** begin Stored records **

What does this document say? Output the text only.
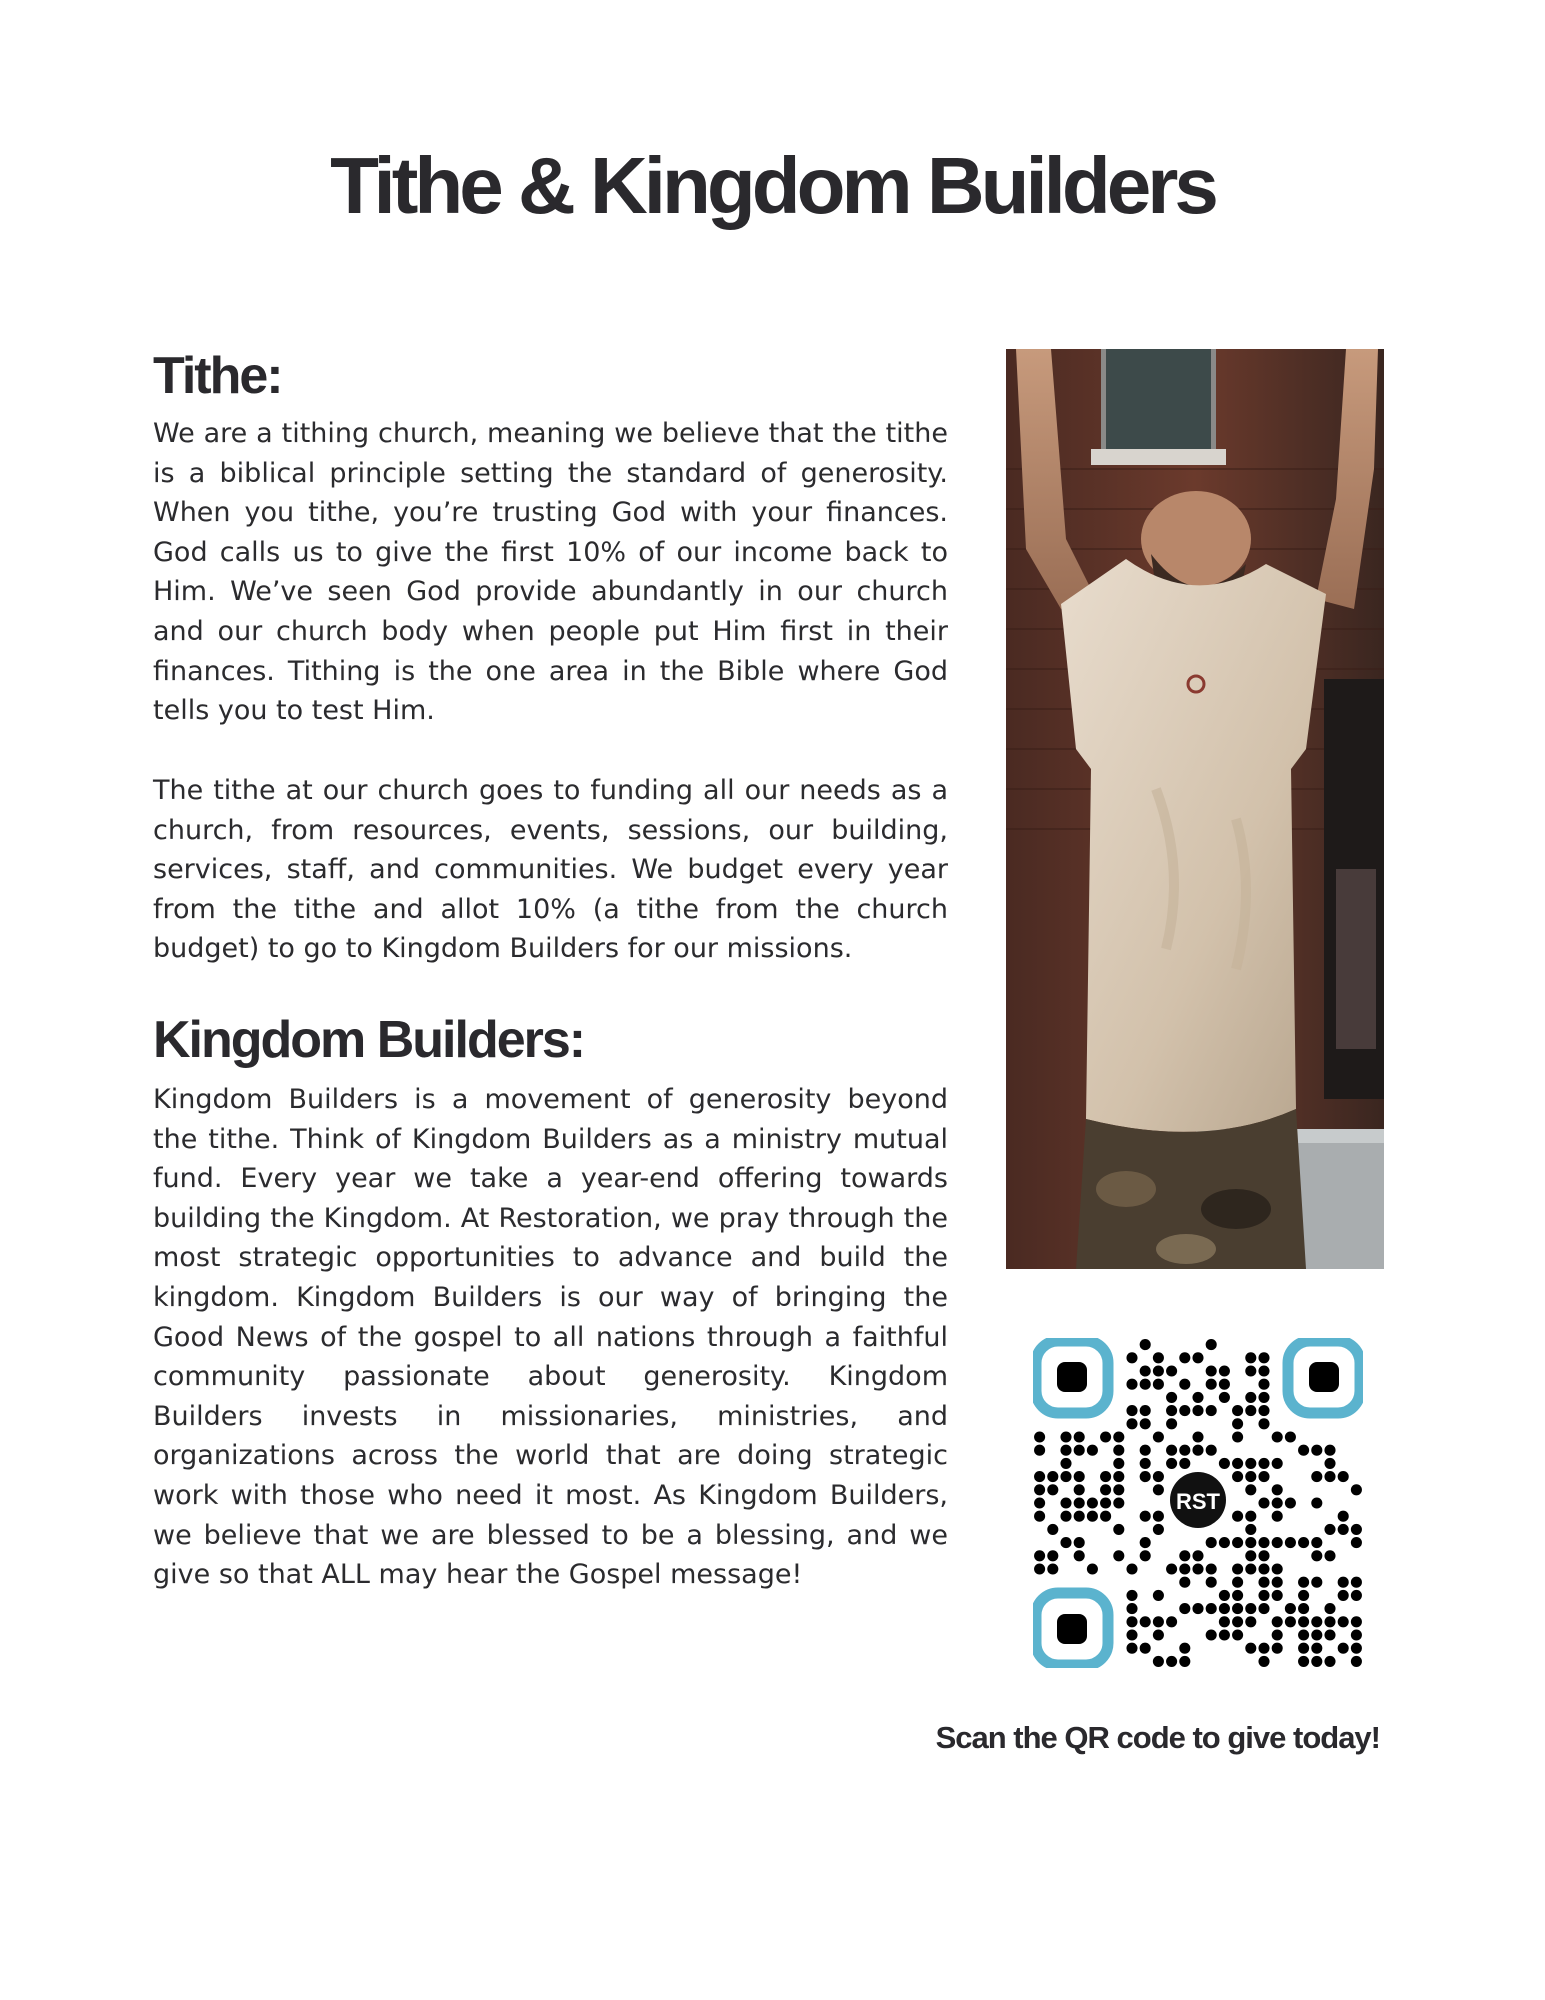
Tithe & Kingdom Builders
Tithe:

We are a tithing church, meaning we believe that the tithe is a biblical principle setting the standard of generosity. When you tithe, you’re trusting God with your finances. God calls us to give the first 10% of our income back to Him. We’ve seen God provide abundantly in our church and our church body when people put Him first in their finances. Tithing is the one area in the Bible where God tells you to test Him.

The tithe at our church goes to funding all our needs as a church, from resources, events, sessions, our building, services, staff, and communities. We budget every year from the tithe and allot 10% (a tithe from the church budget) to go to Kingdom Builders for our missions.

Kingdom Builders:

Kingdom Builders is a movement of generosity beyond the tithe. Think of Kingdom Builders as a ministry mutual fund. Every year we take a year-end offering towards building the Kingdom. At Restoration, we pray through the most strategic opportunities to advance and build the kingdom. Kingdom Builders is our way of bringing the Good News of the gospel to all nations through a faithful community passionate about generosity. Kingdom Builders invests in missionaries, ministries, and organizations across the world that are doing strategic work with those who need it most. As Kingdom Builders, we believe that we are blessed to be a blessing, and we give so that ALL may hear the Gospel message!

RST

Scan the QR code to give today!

** end Stored records **

- Written problem
Each line containing the word "Builders" counts once; report the total alone.

- Final result
4